Look through the lines below and extract each one that contains "Funding".

· · · · ·

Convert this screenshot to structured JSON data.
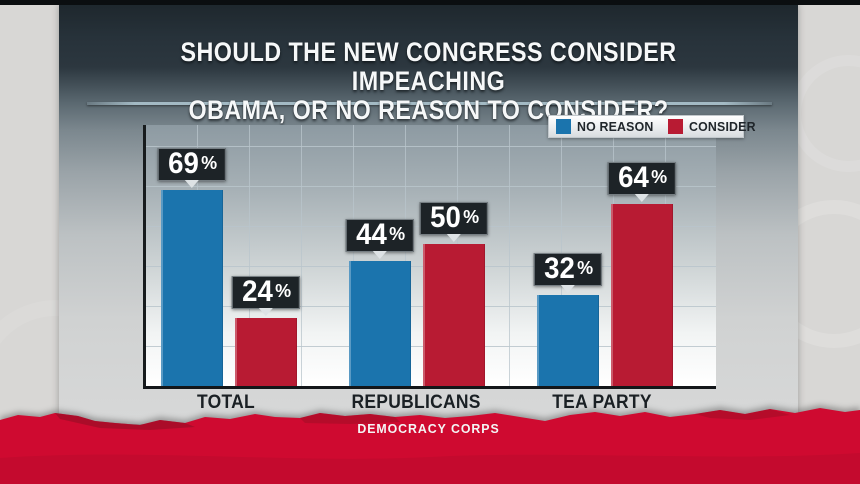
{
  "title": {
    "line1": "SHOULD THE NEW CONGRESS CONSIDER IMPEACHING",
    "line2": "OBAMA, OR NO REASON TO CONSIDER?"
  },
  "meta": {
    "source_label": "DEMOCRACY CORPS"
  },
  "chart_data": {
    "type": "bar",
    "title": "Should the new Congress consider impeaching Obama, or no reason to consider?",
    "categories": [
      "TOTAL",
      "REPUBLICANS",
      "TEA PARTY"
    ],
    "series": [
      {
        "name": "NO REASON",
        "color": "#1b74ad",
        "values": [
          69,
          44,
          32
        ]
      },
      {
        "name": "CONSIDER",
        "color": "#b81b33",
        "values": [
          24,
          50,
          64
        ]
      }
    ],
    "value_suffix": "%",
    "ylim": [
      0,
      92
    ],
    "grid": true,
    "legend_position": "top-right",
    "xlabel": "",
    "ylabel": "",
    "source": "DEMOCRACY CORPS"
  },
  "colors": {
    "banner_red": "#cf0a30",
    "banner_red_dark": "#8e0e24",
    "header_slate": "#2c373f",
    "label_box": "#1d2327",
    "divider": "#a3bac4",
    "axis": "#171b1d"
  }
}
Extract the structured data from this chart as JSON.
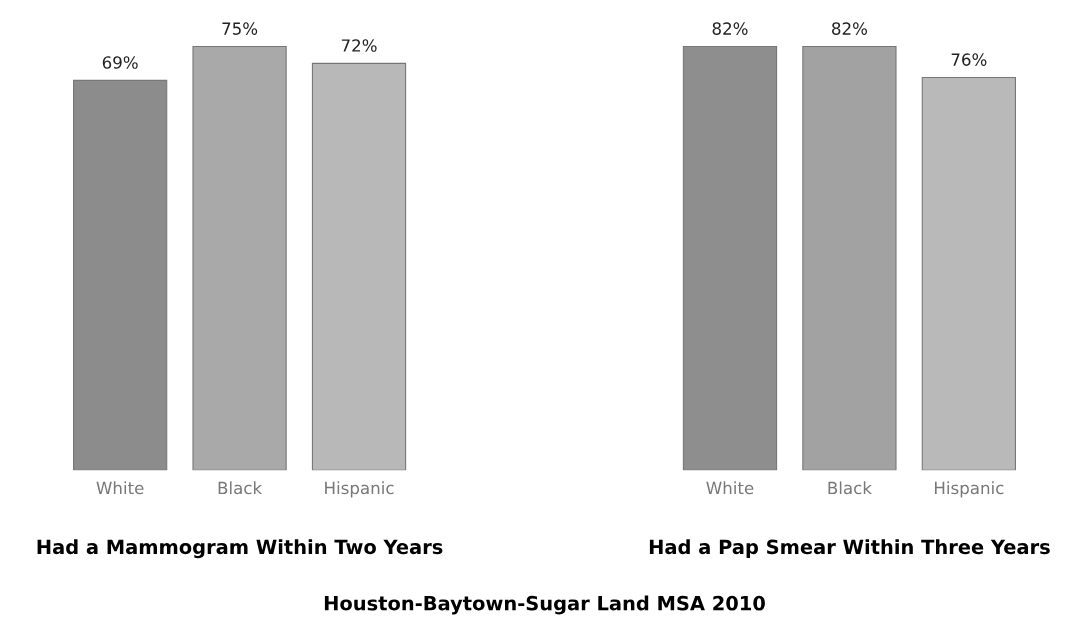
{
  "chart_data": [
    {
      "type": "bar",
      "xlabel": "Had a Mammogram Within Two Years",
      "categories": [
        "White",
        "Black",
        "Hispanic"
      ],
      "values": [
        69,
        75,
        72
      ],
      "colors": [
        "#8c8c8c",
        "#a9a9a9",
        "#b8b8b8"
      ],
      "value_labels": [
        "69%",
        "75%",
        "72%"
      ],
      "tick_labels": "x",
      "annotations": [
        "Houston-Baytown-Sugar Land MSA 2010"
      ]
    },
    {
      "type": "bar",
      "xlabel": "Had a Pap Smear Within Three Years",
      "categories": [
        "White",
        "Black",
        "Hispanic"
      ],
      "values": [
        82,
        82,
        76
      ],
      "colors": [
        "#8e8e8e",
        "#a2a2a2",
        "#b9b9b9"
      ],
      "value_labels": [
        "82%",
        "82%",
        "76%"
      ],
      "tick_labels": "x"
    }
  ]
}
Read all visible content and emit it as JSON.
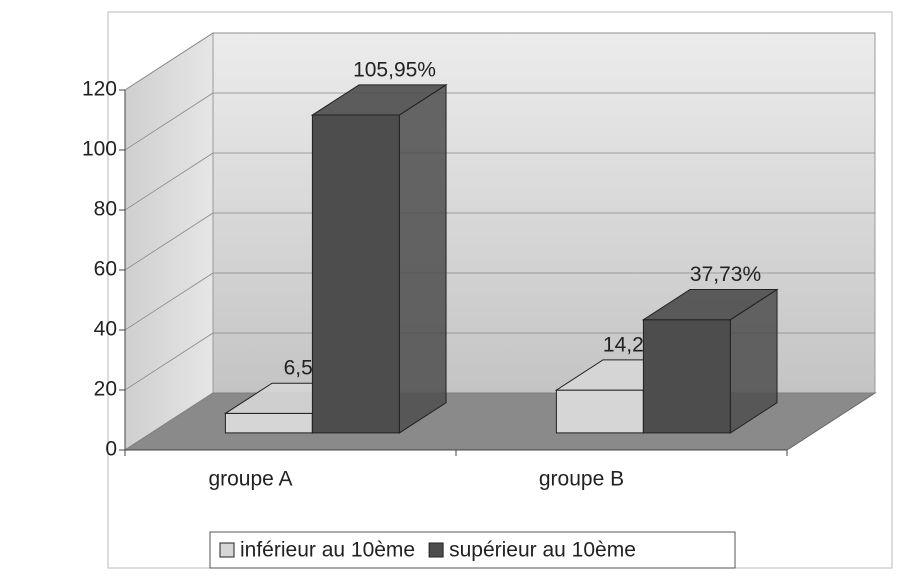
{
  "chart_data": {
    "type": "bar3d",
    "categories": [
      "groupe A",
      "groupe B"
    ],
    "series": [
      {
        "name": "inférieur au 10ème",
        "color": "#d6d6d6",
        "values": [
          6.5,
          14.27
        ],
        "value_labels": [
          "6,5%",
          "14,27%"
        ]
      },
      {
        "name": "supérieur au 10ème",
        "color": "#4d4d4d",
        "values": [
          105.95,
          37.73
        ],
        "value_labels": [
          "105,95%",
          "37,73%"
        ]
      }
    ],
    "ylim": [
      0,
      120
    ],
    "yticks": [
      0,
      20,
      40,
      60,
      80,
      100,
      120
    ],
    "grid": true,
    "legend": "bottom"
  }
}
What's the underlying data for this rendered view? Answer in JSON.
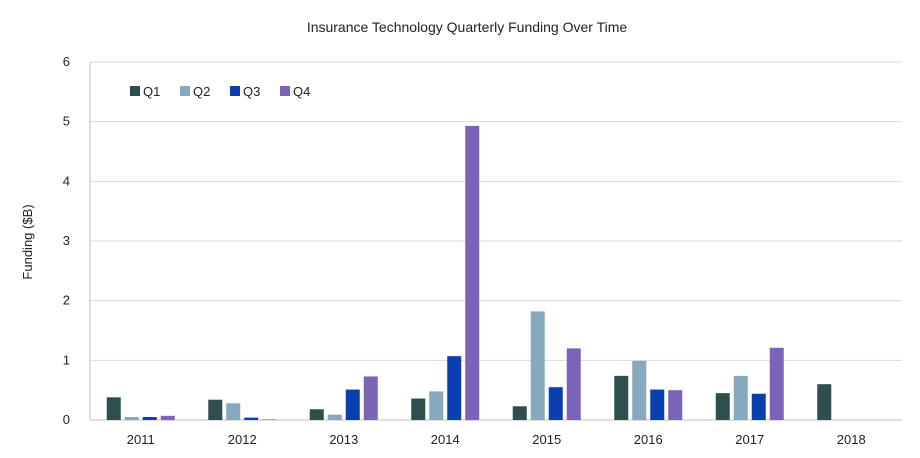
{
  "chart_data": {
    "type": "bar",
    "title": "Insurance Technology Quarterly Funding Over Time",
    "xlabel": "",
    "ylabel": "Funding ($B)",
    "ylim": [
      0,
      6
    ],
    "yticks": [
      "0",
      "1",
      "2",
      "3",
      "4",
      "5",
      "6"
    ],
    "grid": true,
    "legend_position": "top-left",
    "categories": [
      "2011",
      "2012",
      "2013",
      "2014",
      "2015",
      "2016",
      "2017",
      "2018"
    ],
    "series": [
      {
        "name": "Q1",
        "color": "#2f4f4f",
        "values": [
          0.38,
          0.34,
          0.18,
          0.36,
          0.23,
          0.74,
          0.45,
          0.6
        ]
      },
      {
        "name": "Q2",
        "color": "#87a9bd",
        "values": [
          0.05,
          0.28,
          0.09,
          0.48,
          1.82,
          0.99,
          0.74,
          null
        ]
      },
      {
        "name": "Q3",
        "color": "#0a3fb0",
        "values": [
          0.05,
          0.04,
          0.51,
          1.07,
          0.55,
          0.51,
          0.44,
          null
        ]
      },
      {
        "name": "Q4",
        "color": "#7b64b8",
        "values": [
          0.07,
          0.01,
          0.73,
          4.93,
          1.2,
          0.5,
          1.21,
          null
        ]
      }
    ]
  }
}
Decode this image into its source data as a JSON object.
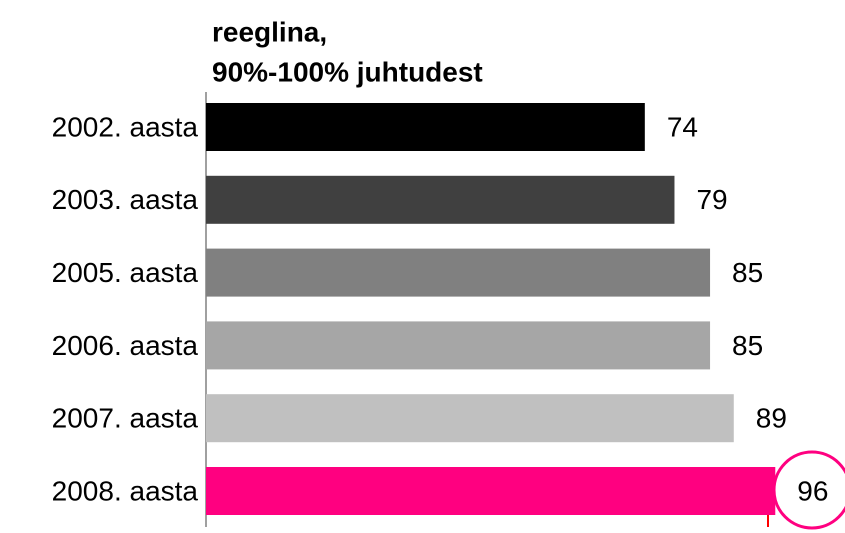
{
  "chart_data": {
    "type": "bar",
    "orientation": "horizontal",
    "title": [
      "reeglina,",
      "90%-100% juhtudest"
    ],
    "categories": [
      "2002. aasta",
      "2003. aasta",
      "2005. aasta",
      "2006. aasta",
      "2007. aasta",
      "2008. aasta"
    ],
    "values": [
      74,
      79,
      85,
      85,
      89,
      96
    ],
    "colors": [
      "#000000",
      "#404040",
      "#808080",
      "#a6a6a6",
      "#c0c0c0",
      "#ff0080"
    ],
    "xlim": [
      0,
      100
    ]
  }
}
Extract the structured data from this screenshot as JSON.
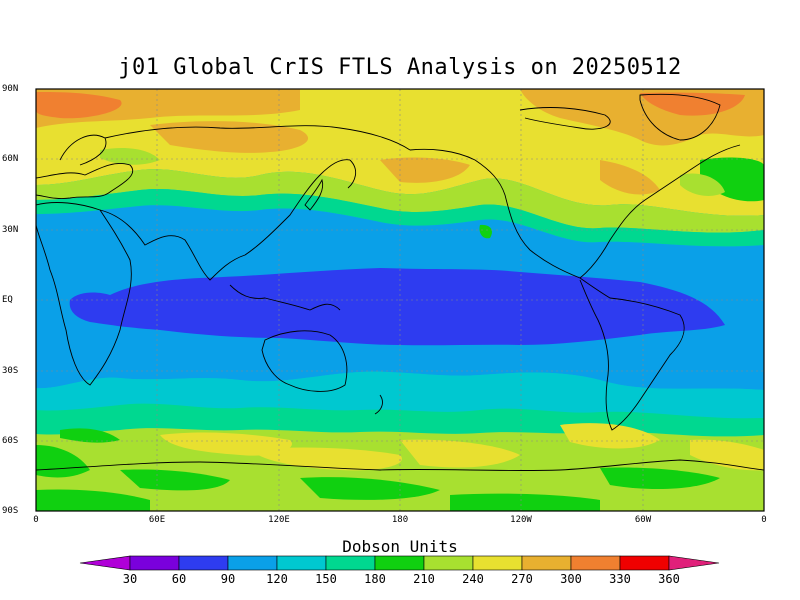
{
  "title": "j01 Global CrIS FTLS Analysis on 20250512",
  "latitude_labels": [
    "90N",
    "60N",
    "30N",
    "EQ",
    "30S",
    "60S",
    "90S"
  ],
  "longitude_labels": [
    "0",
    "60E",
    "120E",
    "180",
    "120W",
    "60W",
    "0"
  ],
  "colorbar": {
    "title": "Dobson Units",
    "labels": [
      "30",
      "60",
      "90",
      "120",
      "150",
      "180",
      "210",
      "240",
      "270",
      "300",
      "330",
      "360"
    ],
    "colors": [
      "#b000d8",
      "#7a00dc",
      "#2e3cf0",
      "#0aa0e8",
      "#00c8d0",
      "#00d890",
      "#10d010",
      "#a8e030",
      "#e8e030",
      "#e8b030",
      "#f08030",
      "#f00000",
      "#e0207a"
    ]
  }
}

· · · · ·

*Output for this exercise*.
    "title": "Insurance Technology Quarterly Funding Over Time",
    "ylabel": "Funding ($B)",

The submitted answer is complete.